_Written task_: Repeat every record below exactly as written.

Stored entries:
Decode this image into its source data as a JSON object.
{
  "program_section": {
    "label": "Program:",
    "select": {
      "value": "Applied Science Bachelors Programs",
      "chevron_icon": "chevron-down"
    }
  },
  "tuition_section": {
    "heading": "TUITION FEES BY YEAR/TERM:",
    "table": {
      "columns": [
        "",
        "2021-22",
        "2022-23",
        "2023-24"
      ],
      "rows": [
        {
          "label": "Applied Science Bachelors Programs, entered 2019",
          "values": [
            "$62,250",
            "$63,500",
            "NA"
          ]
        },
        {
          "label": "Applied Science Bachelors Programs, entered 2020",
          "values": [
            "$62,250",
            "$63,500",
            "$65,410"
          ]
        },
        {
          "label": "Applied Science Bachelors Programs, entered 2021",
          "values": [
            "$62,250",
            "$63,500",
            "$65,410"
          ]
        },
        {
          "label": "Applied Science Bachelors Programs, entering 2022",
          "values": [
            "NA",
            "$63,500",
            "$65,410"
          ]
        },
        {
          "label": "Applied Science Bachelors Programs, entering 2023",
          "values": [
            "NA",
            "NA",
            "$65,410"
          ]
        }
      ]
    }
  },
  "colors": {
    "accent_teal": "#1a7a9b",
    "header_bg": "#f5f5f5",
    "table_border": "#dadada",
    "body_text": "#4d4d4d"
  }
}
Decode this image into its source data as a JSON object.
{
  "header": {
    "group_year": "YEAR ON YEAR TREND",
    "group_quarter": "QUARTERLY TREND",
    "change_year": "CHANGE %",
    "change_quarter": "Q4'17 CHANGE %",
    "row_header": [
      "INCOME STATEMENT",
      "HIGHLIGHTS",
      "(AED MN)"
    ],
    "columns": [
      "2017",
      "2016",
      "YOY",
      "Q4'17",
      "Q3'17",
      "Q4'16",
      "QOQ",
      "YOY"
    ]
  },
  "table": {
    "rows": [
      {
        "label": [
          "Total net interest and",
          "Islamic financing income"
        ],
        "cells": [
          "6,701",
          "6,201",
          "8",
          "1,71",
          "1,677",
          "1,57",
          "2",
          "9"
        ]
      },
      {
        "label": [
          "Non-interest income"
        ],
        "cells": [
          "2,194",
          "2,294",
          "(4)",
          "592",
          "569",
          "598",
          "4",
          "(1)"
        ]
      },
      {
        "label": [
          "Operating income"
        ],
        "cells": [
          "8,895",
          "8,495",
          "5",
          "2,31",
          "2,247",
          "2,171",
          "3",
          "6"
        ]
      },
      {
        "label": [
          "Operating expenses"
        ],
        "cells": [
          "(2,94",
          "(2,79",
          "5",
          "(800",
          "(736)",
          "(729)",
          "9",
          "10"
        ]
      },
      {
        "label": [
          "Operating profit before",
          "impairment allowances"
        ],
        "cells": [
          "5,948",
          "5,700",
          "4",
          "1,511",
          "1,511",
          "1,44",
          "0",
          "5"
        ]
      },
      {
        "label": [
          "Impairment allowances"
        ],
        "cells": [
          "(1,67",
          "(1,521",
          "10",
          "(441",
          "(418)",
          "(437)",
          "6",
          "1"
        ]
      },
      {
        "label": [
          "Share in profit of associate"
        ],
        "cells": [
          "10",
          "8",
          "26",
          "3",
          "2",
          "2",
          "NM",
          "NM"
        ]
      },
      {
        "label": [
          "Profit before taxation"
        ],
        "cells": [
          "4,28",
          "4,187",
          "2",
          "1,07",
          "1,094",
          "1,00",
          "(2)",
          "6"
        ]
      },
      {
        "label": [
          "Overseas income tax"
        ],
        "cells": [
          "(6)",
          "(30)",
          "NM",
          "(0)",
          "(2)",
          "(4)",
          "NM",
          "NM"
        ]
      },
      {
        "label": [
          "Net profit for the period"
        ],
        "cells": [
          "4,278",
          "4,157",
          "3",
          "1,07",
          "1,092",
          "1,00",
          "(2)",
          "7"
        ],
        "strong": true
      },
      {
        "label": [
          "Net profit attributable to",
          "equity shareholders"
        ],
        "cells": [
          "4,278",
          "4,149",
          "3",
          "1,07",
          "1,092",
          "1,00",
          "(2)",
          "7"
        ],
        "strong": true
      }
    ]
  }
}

_Complete answer_:
Decode this image into its source data as a JSON object.
{
  "program_section": {
    "label": "Program:",
    "select": {
      "value": "Applied Science Bachelors Programs",
      "chevron_icon": "chevron-down"
    }
  },
  "tuition_section": {
    "heading": "TUITION FEES BY YEAR/TERM:",
    "table": {
      "columns": [
        "",
        "2021-22",
        "2022-23",
        "2023-24"
      ],
      "rows": [
        {
          "label": "Applied Science Bachelors Programs, entered 2019",
          "values": [
            "$62,250",
            "$63,500",
            "NA"
          ]
        },
        {
          "label": "Applied Science Bachelors Programs, entered 2020",
          "values": [
            "$62,250",
            "$63,500",
            "$65,410"
          ]
        },
        {
          "label": "Applied Science Bachelors Programs, entered 2021",
          "values": [
            "$62,250",
            "$63,500",
            "$65,410"
          ]
        },
        {
          "label": "Applied Science Bachelors Programs, entering 2022",
          "values": [
            "NA",
            "$63,500",
            "$65,410"
          ]
        },
        {
          "label": "Applied Science Bachelors Programs, entering 2023",
          "values": [
            "NA",
            "NA",
            "$65,410"
          ]
        }
      ]
    }
  },
  "colors": {
    "accent_teal": "#1a7a9b",
    "header_bg": "#f5f5f5",
    "table_border": "#dadada",
    "body_text": "#4d4d4d"
  }
}
Decode this image into its source data as a JSON object.
{
  "header": {
    "group_year": "YEAR ON YEAR TREND",
    "group_quarter": "QUARTERLY TREND",
    "change_year": "CHANGE %",
    "change_quarter": "Q4'17 CHANGE %",
    "row_header": [
      "INCOME STATEMENT",
      "HIGHLIGHTS",
      "(AED MN)"
    ],
    "columns": [
      "2017",
      "2016",
      "YOY",
      "Q4'17",
      "Q3'17",
      "Q4'16",
      "QOQ",
      "YOY"
    ]
  },
  "table": {
    "rows": [
      {
        "label": [
          "Total net interest and",
          "Islamic financing income"
        ],
        "cells": [
          "6,701",
          "6,201",
          "8",
          "1,71",
          "1,677",
          "1,57",
          "2",
          "9"
        ]
      },
      {
        "label": [
          "Non-interest income"
        ],
        "cells": [
          "2,194",
          "2,294",
          "(4)",
          "592",
          "569",
          "598",
          "4",
          "(1)"
        ]
      },
      {
        "label": [
          "Operating income"
        ],
        "cells": [
          "8,895",
          "8,495",
          "5",
          "2,31",
          "2,247",
          "2,171",
          "3",
          "6"
        ]
      },
      {
        "label": [
          "Operating expenses"
        ],
        "cells": [
          "(2,94",
          "(2,79",
          "5",
          "(800",
          "(736)",
          "(729)",
          "9",
          "10"
        ]
      },
      {
        "label": [
          "Operating profit before",
          "impairment allowances"
        ],
        "cells": [
          "5,948",
          "5,700",
          "4",
          "1,511",
          "1,511",
          "1,44",
          "0",
          "5"
        ]
      },
      {
        "label": [
          "Impairment allowances"
        ],
        "cells": [
          "(1,67",
          "(1,521",
          "10",
          "(441",
          "(418)",
          "(437)",
          "6",
          "1"
        ]
      },
      {
        "label": [
          "Share in profit of associate"
        ],
        "cells": [
          "10",
          "8",
          "26",
          "3",
          "2",
          "2",
          "NM",
          "NM"
        ]
      },
      {
        "label": [
          "Profit before taxation"
        ],
        "cells": [
          "4,28",
          "4,187",
          "2",
          "1,07",
          "1,094",
          "1,00",
          "(2)",
          "6"
        ]
      },
      {
        "label": [
          "Overseas income tax"
        ],
        "cells": [
          "(6)",
          "(30)",
          "NM",
          "(0)",
          "(2)",
          "(4)",
          "NM",
          "NM"
        ]
      },
      {
        "label": [
          "Net profit for the period"
        ],
        "cells": [
          "4,278",
          "4,157",
          "3",
          "1,07",
          "1,092",
          "1,00",
          "(2)",
          "7"
        ],
        "strong": true
      },
      {
        "label": [
          "Net profit attributable to",
          "equity shareholders"
        ],
        "cells": [
          "4,278",
          "4,149",
          "3",
          "1,07",
          "1,092",
          "1,00",
          "(2)",
          "7"
        ],
        "strong": true
      }
    ]
  }
}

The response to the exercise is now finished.